* **AIM**: Below are some entries. Output each one exactly as it appears.

>> BEGIN RECORDS SUPPLIED

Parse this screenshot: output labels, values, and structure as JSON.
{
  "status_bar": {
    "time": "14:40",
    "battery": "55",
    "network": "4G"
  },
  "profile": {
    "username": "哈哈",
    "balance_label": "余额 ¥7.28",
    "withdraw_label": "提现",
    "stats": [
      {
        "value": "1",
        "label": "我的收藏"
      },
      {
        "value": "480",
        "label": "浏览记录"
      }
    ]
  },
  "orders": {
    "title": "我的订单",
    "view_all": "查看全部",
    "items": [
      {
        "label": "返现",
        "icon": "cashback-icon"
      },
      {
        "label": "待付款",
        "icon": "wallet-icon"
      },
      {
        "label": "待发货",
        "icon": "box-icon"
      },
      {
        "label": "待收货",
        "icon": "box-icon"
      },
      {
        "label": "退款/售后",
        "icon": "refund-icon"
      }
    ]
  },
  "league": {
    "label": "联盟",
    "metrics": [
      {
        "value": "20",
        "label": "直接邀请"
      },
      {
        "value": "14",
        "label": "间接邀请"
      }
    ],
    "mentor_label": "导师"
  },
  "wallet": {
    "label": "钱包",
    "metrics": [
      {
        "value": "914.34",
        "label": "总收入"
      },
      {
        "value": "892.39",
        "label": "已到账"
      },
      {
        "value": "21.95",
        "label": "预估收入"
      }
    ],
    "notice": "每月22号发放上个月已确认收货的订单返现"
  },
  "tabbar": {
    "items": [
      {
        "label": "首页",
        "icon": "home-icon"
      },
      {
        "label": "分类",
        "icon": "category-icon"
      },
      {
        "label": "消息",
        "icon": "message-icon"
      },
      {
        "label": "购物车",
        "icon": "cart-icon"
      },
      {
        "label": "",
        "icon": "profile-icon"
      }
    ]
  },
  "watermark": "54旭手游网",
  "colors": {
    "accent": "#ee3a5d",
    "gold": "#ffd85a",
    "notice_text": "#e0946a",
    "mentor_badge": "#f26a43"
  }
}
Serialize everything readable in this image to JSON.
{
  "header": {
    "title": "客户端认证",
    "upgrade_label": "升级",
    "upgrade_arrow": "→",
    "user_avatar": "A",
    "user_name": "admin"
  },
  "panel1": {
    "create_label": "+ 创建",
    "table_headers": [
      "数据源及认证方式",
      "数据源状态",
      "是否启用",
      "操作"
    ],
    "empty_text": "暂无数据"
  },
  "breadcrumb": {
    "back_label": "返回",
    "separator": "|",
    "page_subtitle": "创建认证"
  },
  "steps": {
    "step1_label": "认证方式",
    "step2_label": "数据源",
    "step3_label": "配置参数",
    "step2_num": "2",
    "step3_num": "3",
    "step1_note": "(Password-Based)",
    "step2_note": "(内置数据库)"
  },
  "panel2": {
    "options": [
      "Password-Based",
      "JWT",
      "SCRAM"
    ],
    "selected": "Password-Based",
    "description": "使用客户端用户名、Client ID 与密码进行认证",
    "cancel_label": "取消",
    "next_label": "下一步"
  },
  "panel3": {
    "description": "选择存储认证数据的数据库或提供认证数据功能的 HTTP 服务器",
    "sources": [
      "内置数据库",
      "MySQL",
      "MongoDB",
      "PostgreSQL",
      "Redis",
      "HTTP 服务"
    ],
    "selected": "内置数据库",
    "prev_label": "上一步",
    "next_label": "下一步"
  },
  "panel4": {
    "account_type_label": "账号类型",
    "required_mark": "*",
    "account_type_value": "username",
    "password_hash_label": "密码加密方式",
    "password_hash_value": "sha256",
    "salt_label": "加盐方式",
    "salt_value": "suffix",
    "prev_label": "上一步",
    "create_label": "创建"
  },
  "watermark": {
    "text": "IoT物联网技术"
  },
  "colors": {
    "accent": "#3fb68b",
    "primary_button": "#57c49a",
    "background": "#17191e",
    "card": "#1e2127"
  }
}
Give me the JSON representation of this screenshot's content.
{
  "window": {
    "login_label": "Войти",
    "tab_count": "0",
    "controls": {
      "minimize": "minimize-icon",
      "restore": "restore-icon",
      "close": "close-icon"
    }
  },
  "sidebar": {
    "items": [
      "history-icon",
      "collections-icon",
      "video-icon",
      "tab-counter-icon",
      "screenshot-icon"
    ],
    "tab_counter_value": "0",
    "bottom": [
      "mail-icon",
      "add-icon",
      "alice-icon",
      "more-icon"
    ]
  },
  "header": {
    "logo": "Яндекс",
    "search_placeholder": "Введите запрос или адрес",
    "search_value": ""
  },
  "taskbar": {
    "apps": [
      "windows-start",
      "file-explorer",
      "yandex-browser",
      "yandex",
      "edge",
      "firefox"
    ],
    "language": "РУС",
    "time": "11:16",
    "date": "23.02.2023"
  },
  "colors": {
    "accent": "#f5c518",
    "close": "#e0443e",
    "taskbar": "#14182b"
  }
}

>> END RECORDS SUPPLIED

* **FULL OUTPUT**:
Parse this screenshot: output labels, values, and structure as JSON.
{
  "status_bar": {
    "time": "14:40",
    "battery": "55",
    "network": "4G"
  },
  "profile": {
    "username": "哈哈",
    "balance_label": "余额 ¥7.28",
    "withdraw_label": "提现",
    "stats": [
      {
        "value": "1",
        "label": "我的收藏"
      },
      {
        "value": "480",
        "label": "浏览记录"
      }
    ]
  },
  "orders": {
    "title": "我的订单",
    "view_all": "查看全部",
    "items": [
      {
        "label": "返现",
        "icon": "cashback-icon"
      },
      {
        "label": "待付款",
        "icon": "wallet-icon"
      },
      {
        "label": "待发货",
        "icon": "box-icon"
      },
      {
        "label": "待收货",
        "icon": "box-icon"
      },
      {
        "label": "退款/售后",
        "icon": "refund-icon"
      }
    ]
  },
  "league": {
    "label": "联盟",
    "metrics": [
      {
        "value": "20",
        "label": "直接邀请"
      },
      {
        "value": "14",
        "label": "间接邀请"
      }
    ],
    "mentor_label": "导师"
  },
  "wallet": {
    "label": "钱包",
    "metrics": [
      {
        "value": "914.34",
        "label": "总收入"
      },
      {
        "value": "892.39",
        "label": "已到账"
      },
      {
        "value": "21.95",
        "label": "预估收入"
      }
    ],
    "notice": "每月22号发放上个月已确认收货的订单返现"
  },
  "tabbar": {
    "items": [
      {
        "label": "首页",
        "icon": "home-icon"
      },
      {
        "label": "分类",
        "icon": "category-icon"
      },
      {
        "label": "消息",
        "icon": "message-icon"
      },
      {
        "label": "购物车",
        "icon": "cart-icon"
      },
      {
        "label": "",
        "icon": "profile-icon"
      }
    ]
  },
  "watermark": "54旭手游网",
  "colors": {
    "accent": "#ee3a5d",
    "gold": "#ffd85a",
    "notice_text": "#e0946a",
    "mentor_badge": "#f26a43"
  }
}
Serialize everything readable in this image to JSON.
{
  "header": {
    "title": "客户端认证",
    "upgrade_label": "升级",
    "upgrade_arrow": "→",
    "user_avatar": "A",
    "user_name": "admin"
  },
  "panel1": {
    "create_label": "+ 创建",
    "table_headers": [
      "数据源及认证方式",
      "数据源状态",
      "是否启用",
      "操作"
    ],
    "empty_text": "暂无数据"
  },
  "breadcrumb": {
    "back_label": "返回",
    "separator": "|",
    "page_subtitle": "创建认证"
  },
  "steps": {
    "step1_label": "认证方式",
    "step2_label": "数据源",
    "step3_label": "配置参数",
    "step2_num": "2",
    "step3_num": "3",
    "step1_note": "(Password-Based)",
    "step2_note": "(内置数据库)"
  },
  "panel2": {
    "options": [
      "Password-Based",
      "JWT",
      "SCRAM"
    ],
    "selected": "Password-Based",
    "description": "使用客户端用户名、Client ID 与密码进行认证",
    "cancel_label": "取消",
    "next_label": "下一步"
  },
  "panel3": {
    "description": "选择存储认证数据的数据库或提供认证数据功能的 HTTP 服务器",
    "sources": [
      "内置数据库",
      "MySQL",
      "MongoDB",
      "PostgreSQL",
      "Redis",
      "HTTP 服务"
    ],
    "selected": "内置数据库",
    "prev_label": "上一步",
    "next_label": "下一步"
  },
  "panel4": {
    "account_type_label": "账号类型",
    "required_mark": "*",
    "account_type_value": "username",
    "password_hash_label": "密码加密方式",
    "password_hash_value": "sha256",
    "salt_label": "加盐方式",
    "salt_value": "suffix",
    "prev_label": "上一步",
    "create_label": "创建"
  },
  "watermark": {
    "text": "IoT物联网技术"
  },
  "colors": {
    "accent": "#3fb68b",
    "primary_button": "#57c49a",
    "background": "#17191e",
    "card": "#1e2127"
  }
}
Give me the JSON representation of this screenshot's content.
{
  "window": {
    "login_label": "Войти",
    "tab_count": "0",
    "controls": {
      "minimize": "minimize-icon",
      "restore": "restore-icon",
      "close": "close-icon"
    }
  },
  "sidebar": {
    "items": [
      "history-icon",
      "collections-icon",
      "video-icon",
      "tab-counter-icon",
      "screenshot-icon"
    ],
    "tab_counter_value": "0",
    "bottom": [
      "mail-icon",
      "add-icon",
      "alice-icon",
      "more-icon"
    ]
  },
  "header": {
    "logo": "Яндекс",
    "search_placeholder": "Введите запрос или адрес",
    "search_value": ""
  },
  "taskbar": {
    "apps": [
      "windows-start",
      "file-explorer",
      "yandex-browser",
      "yandex",
      "edge",
      "firefox"
    ],
    "language": "РУС",
    "time": "11:16",
    "date": "23.02.2023"
  },
  "colors": {
    "accent": "#f5c518",
    "close": "#e0443e",
    "taskbar": "#14182b"
  }
}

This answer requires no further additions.